— START MATERIALS PROVIDED —

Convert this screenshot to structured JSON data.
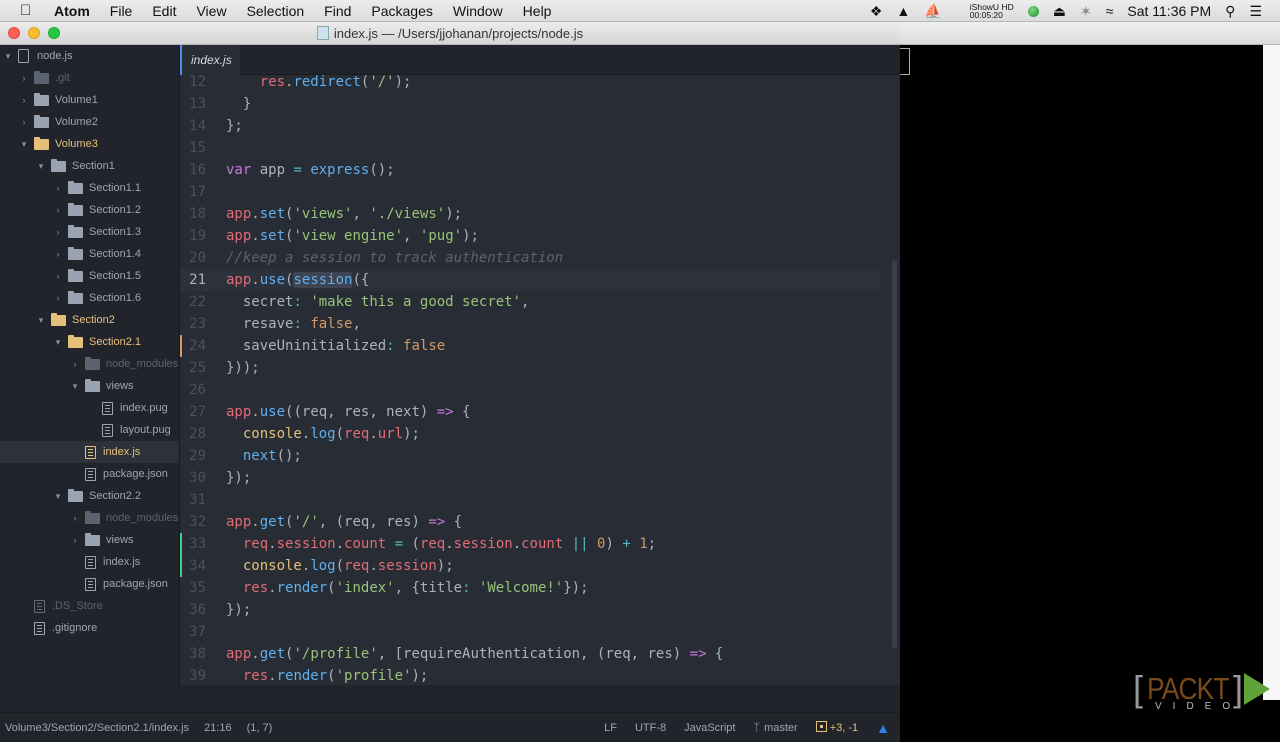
{
  "menubar": {
    "app_name": "Atom",
    "items": [
      "File",
      "Edit",
      "View",
      "Selection",
      "Find",
      "Packages",
      "Window",
      "Help"
    ],
    "tray": {
      "ishowu_label": "iShowU HD",
      "ishowu_time": "00:05:20",
      "clock": "Sat 11:36 PM"
    }
  },
  "window": {
    "title": "index.js — /Users/jjohanan/projects/node.js"
  },
  "tree": {
    "root": "node.js",
    "items": [
      {
        "label": ".git",
        "type": "folder",
        "state": "collapsed",
        "depth": 1,
        "style": "dim"
      },
      {
        "label": "Volume1",
        "type": "folder",
        "state": "collapsed",
        "depth": 1,
        "style": ""
      },
      {
        "label": "Volume2",
        "type": "folder",
        "state": "collapsed",
        "depth": 1,
        "style": ""
      },
      {
        "label": "Volume3",
        "type": "folder",
        "state": "expanded",
        "depth": 1,
        "style": "mod"
      },
      {
        "label": "Section1",
        "type": "folder",
        "state": "expanded",
        "depth": 2,
        "style": ""
      },
      {
        "label": "Section1.1",
        "type": "folder",
        "state": "collapsed",
        "depth": 3,
        "style": ""
      },
      {
        "label": "Section1.2",
        "type": "folder",
        "state": "collapsed",
        "depth": 3,
        "style": ""
      },
      {
        "label": "Section1.3",
        "type": "folder",
        "state": "collapsed",
        "depth": 3,
        "style": ""
      },
      {
        "label": "Section1.4",
        "type": "folder",
        "state": "collapsed",
        "depth": 3,
        "style": ""
      },
      {
        "label": "Section1.5",
        "type": "folder",
        "state": "collapsed",
        "depth": 3,
        "style": ""
      },
      {
        "label": "Section1.6",
        "type": "folder",
        "state": "collapsed",
        "depth": 3,
        "style": ""
      },
      {
        "label": "Section2",
        "type": "folder",
        "state": "expanded",
        "depth": 2,
        "style": "mod"
      },
      {
        "label": "Section2.1",
        "type": "folder",
        "state": "expanded",
        "depth": 3,
        "style": "mod"
      },
      {
        "label": "node_modules",
        "type": "folder",
        "state": "collapsed",
        "depth": 4,
        "style": "dim"
      },
      {
        "label": "views",
        "type": "folder",
        "state": "expanded",
        "depth": 4,
        "style": ""
      },
      {
        "label": "index.pug",
        "type": "file",
        "state": "",
        "depth": 5,
        "style": ""
      },
      {
        "label": "layout.pug",
        "type": "file",
        "state": "",
        "depth": 5,
        "style": ""
      },
      {
        "label": "index.js",
        "type": "file",
        "state": "",
        "depth": 4,
        "style": "selected"
      },
      {
        "label": "package.json",
        "type": "file",
        "state": "",
        "depth": 4,
        "style": ""
      },
      {
        "label": "Section2.2",
        "type": "folder",
        "state": "expanded",
        "depth": 3,
        "style": ""
      },
      {
        "label": "node_modules",
        "type": "folder",
        "state": "collapsed",
        "depth": 4,
        "style": "dim"
      },
      {
        "label": "views",
        "type": "folder",
        "state": "collapsed",
        "depth": 4,
        "style": ""
      },
      {
        "label": "index.js",
        "type": "file",
        "state": "",
        "depth": 4,
        "style": ""
      },
      {
        "label": "package.json",
        "type": "file",
        "state": "",
        "depth": 4,
        "style": ""
      },
      {
        "label": ".DS_Store",
        "type": "file",
        "state": "",
        "depth": 1,
        "style": "dim"
      },
      {
        "label": ".gitignore",
        "type": "file",
        "state": "",
        "depth": 1,
        "style": ""
      }
    ]
  },
  "tab": {
    "label": "index.js"
  },
  "editor": {
    "current_line": 21,
    "lines": [
      {
        "n": 12,
        "tokens": [
          [
            "",
            "    "
          ],
          [
            "v",
            "res"
          ],
          [
            "",
            "."
          ],
          [
            "f",
            "redirect"
          ],
          [
            "",
            "("
          ],
          [
            "s",
            "'/'"
          ],
          [
            "",
            ");"
          ]
        ]
      },
      {
        "n": 13,
        "tokens": [
          [
            "",
            "  }"
          ]
        ]
      },
      {
        "n": 14,
        "tokens": [
          [
            "",
            "};"
          ]
        ]
      },
      {
        "n": 15,
        "tokens": []
      },
      {
        "n": 16,
        "tokens": [
          [
            "k",
            "var"
          ],
          [
            "",
            " app "
          ],
          [
            "o",
            "="
          ],
          [
            "",
            " "
          ],
          [
            "f",
            "express"
          ],
          [
            "",
            "();"
          ]
        ]
      },
      {
        "n": 17,
        "tokens": []
      },
      {
        "n": 18,
        "tokens": [
          [
            "v",
            "app"
          ],
          [
            "",
            "."
          ],
          [
            "f",
            "set"
          ],
          [
            "",
            "("
          ],
          [
            "s",
            "'views'"
          ],
          [
            "",
            ", "
          ],
          [
            "s",
            "'./views'"
          ],
          [
            "",
            ");"
          ]
        ]
      },
      {
        "n": 19,
        "tokens": [
          [
            "v",
            "app"
          ],
          [
            "",
            "."
          ],
          [
            "f",
            "set"
          ],
          [
            "",
            "("
          ],
          [
            "s",
            "'view engine'"
          ],
          [
            "",
            ", "
          ],
          [
            "s",
            "'pug'"
          ],
          [
            "",
            ");"
          ]
        ]
      },
      {
        "n": 20,
        "tokens": [
          [
            "c",
            "//keep a session to track authentication"
          ]
        ]
      },
      {
        "n": 21,
        "tokens": [
          [
            "v",
            "app"
          ],
          [
            "",
            "."
          ],
          [
            "f",
            "use"
          ],
          [
            "",
            "("
          ],
          [
            "fsel",
            "session"
          ],
          [
            "",
            "({"
          ]
        ]
      },
      {
        "n": 22,
        "tokens": [
          [
            "",
            "  secret"
          ],
          [
            "o",
            ":"
          ],
          [
            "",
            " "
          ],
          [
            "s",
            "'make this a good secret'"
          ],
          [
            "",
            ","
          ]
        ]
      },
      {
        "n": 23,
        "tokens": [
          [
            "",
            "  resave"
          ],
          [
            "o",
            ":"
          ],
          [
            "",
            " "
          ],
          [
            "n",
            "false"
          ],
          [
            "",
            ","
          ]
        ]
      },
      {
        "n": 24,
        "tokens": [
          [
            "",
            "  saveUninitialized"
          ],
          [
            "o",
            ":"
          ],
          [
            "",
            " "
          ],
          [
            "n",
            "false"
          ]
        ]
      },
      {
        "n": 25,
        "tokens": [
          [
            "",
            "}));"
          ]
        ]
      },
      {
        "n": 26,
        "tokens": []
      },
      {
        "n": 27,
        "tokens": [
          [
            "v",
            "app"
          ],
          [
            "",
            "."
          ],
          [
            "f",
            "use"
          ],
          [
            "",
            "((req, res, next) "
          ],
          [
            "k",
            "=>"
          ],
          [
            "",
            " {"
          ]
        ]
      },
      {
        "n": 28,
        "tokens": [
          [
            "",
            "  "
          ],
          [
            "y",
            "console"
          ],
          [
            "",
            "."
          ],
          [
            "f",
            "log"
          ],
          [
            "",
            "("
          ],
          [
            "v",
            "req"
          ],
          [
            "",
            "."
          ],
          [
            "v",
            "url"
          ],
          [
            "",
            ");"
          ]
        ]
      },
      {
        "n": 29,
        "tokens": [
          [
            "",
            "  "
          ],
          [
            "f",
            "next"
          ],
          [
            "",
            "();"
          ]
        ]
      },
      {
        "n": 30,
        "tokens": [
          [
            "",
            "});"
          ]
        ]
      },
      {
        "n": 31,
        "tokens": []
      },
      {
        "n": 32,
        "tokens": [
          [
            "v",
            "app"
          ],
          [
            "",
            "."
          ],
          [
            "f",
            "get"
          ],
          [
            "",
            "("
          ],
          [
            "s",
            "'/'"
          ],
          [
            "",
            ", (req, res) "
          ],
          [
            "k",
            "=>"
          ],
          [
            "",
            " {"
          ]
        ]
      },
      {
        "n": 33,
        "tokens": [
          [
            "",
            "  "
          ],
          [
            "v",
            "req"
          ],
          [
            "",
            "."
          ],
          [
            "v",
            "session"
          ],
          [
            "",
            "."
          ],
          [
            "v",
            "count"
          ],
          [
            "",
            " "
          ],
          [
            "o",
            "="
          ],
          [
            "",
            " ("
          ],
          [
            "v",
            "req"
          ],
          [
            "",
            "."
          ],
          [
            "v",
            "session"
          ],
          [
            "",
            "."
          ],
          [
            "v",
            "count"
          ],
          [
            "",
            " "
          ],
          [
            "o",
            "||"
          ],
          [
            "",
            " "
          ],
          [
            "n",
            "0"
          ],
          [
            "",
            ") "
          ],
          [
            "o",
            "+"
          ],
          [
            "",
            " "
          ],
          [
            "n",
            "1"
          ],
          [
            "",
            ";"
          ]
        ]
      },
      {
        "n": 34,
        "tokens": [
          [
            "",
            "  "
          ],
          [
            "y",
            "console"
          ],
          [
            "",
            "."
          ],
          [
            "f",
            "log"
          ],
          [
            "",
            "("
          ],
          [
            "v",
            "req"
          ],
          [
            "",
            "."
          ],
          [
            "v",
            "session"
          ],
          [
            "",
            ");"
          ]
        ]
      },
      {
        "n": 35,
        "tokens": [
          [
            "",
            "  "
          ],
          [
            "v",
            "res"
          ],
          [
            "",
            "."
          ],
          [
            "f",
            "render"
          ],
          [
            "",
            "("
          ],
          [
            "s",
            "'index'"
          ],
          [
            "",
            ", {title"
          ],
          [
            "o",
            ":"
          ],
          [
            "",
            " "
          ],
          [
            "s",
            "'Welcome!'"
          ],
          [
            "",
            "});"
          ]
        ]
      },
      {
        "n": 36,
        "tokens": [
          [
            "",
            "});"
          ]
        ]
      },
      {
        "n": 37,
        "tokens": []
      },
      {
        "n": 38,
        "tokens": [
          [
            "v",
            "app"
          ],
          [
            "",
            "."
          ],
          [
            "f",
            "get"
          ],
          [
            "",
            "("
          ],
          [
            "s",
            "'/profile'"
          ],
          [
            "",
            ", [requireAuthentication, (req, res) "
          ],
          [
            "k",
            "=>"
          ],
          [
            "",
            " {"
          ]
        ]
      },
      {
        "n": 39,
        "tokens": [
          [
            "",
            "  "
          ],
          [
            "v",
            "res"
          ],
          [
            "",
            "."
          ],
          [
            "f",
            "render"
          ],
          [
            "",
            "("
          ],
          [
            "s",
            "'profile'"
          ],
          [
            "",
            ");"
          ]
        ]
      }
    ],
    "git_marks": {
      "24": "#d19a66",
      "33": "#43d08a",
      "34": "#43d08a"
    }
  },
  "statusbar": {
    "path": "Volume3/Section2/Section2.1/index.js",
    "cursor_pos": "21:16",
    "selection": "(1, 7)",
    "line_ending": "LF",
    "encoding": "UTF-8",
    "grammar": "JavaScript",
    "branch": "master",
    "diff": "+3, -1"
  },
  "watermark": {
    "brand": "PACKT",
    "sub": "VIDEO"
  },
  "colors": {
    "accent": "#568af2",
    "modified": "#e5c07b",
    "editor_bg": "#282c34",
    "sidebar_bg": "#21252b"
  }
}
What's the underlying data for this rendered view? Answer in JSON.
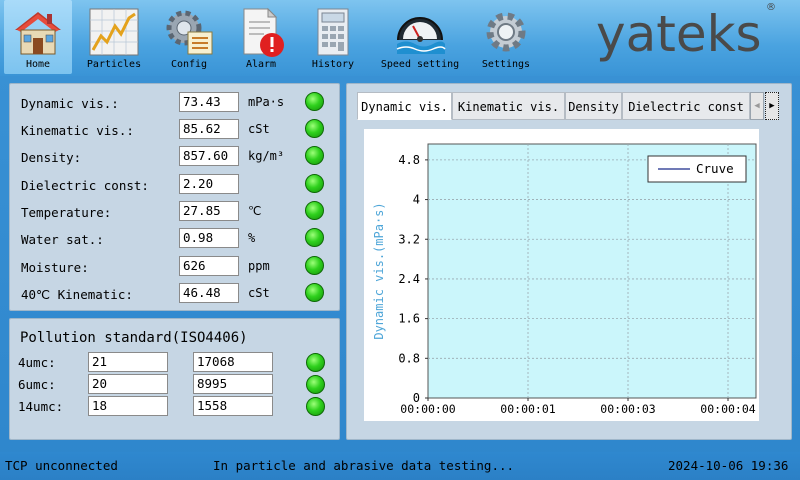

— END MATERIALS PROVIDED —

# WHAT IS REQUIRED:
Look through the entries above; copy each line where the string "views" appears.

# EXERCISE ANSWER:
        "label": "views",
        "label": "views",
            "'views'"
            "'./views'"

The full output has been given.